--- start TASK DATA ---

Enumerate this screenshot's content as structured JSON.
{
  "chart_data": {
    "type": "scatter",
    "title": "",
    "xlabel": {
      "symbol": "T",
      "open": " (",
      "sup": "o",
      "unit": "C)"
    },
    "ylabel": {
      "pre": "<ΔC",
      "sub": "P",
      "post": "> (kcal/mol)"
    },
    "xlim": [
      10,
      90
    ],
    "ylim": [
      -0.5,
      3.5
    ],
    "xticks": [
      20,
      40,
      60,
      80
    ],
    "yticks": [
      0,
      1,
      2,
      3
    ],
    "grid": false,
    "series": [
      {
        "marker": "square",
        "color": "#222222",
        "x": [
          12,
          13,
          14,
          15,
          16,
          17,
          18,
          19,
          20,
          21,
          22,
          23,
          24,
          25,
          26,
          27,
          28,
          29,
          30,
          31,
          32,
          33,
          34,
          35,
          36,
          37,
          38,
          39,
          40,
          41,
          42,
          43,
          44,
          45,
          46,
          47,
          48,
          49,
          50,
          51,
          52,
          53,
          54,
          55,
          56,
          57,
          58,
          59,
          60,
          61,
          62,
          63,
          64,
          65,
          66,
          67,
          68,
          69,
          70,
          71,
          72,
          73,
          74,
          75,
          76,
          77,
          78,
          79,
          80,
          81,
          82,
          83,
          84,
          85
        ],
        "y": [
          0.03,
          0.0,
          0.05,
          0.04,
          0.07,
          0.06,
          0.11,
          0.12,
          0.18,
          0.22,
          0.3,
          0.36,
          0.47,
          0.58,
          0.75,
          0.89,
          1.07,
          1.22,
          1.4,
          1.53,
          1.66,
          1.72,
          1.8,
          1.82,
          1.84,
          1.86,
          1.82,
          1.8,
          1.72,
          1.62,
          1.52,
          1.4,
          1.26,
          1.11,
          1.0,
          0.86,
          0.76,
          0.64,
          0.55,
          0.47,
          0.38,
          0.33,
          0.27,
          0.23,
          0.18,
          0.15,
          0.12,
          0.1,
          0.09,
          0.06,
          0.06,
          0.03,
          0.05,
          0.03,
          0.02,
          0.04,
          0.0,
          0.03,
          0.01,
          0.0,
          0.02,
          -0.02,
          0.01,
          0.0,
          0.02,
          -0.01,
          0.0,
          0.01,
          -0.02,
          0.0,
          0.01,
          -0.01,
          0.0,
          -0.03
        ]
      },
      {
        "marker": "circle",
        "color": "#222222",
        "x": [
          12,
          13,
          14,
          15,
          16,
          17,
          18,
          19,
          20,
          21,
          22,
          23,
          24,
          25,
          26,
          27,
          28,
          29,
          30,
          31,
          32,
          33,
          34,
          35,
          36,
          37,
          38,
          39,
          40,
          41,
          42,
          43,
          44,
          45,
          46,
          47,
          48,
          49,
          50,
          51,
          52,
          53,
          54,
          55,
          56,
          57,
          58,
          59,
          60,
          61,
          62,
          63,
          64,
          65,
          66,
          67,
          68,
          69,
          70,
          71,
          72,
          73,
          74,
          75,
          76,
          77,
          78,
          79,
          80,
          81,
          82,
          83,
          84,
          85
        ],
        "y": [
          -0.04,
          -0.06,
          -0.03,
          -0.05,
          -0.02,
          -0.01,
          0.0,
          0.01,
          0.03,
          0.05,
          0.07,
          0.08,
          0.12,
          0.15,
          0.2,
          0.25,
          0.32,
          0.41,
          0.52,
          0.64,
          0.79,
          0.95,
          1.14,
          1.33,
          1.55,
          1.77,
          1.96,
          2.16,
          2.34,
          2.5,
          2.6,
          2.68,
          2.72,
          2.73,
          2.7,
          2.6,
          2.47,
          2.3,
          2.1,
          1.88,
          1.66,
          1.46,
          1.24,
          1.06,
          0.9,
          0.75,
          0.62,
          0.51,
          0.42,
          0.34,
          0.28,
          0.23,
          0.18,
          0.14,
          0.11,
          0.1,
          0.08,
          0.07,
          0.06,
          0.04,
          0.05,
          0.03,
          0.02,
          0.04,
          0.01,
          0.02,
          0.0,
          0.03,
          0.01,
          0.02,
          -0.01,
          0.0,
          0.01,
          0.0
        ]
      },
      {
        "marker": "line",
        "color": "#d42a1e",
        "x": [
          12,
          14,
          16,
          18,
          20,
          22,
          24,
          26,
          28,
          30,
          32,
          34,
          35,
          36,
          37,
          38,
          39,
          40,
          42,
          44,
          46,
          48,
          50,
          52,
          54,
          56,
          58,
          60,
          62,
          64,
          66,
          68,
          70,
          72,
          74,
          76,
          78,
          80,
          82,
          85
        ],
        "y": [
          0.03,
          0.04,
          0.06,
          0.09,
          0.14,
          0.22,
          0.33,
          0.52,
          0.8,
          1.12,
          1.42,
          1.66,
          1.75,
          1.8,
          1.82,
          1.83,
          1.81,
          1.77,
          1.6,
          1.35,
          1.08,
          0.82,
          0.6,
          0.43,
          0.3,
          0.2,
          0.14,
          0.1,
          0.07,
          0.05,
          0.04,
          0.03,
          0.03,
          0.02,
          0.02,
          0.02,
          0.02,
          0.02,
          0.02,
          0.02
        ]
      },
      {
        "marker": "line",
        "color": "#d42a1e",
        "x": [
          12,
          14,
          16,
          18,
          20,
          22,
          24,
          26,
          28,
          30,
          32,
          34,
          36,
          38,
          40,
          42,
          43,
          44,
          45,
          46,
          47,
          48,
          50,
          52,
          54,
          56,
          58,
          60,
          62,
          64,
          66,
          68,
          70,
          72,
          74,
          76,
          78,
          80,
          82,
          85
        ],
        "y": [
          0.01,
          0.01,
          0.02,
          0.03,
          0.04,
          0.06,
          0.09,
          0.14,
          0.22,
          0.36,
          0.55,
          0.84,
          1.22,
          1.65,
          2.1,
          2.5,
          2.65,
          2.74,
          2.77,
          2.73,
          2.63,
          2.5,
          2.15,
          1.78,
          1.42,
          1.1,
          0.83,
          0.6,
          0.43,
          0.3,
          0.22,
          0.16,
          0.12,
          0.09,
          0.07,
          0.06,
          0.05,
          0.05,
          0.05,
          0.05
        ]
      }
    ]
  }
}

--- end TASK DATA ---

* DIRECTION:
Return every line of the preceding records in which the word "marker" appears.

* TASK RESPONSE:
        "marker": "square",
        "marker": "circle",
        "marker": "line",
        "marker": "line",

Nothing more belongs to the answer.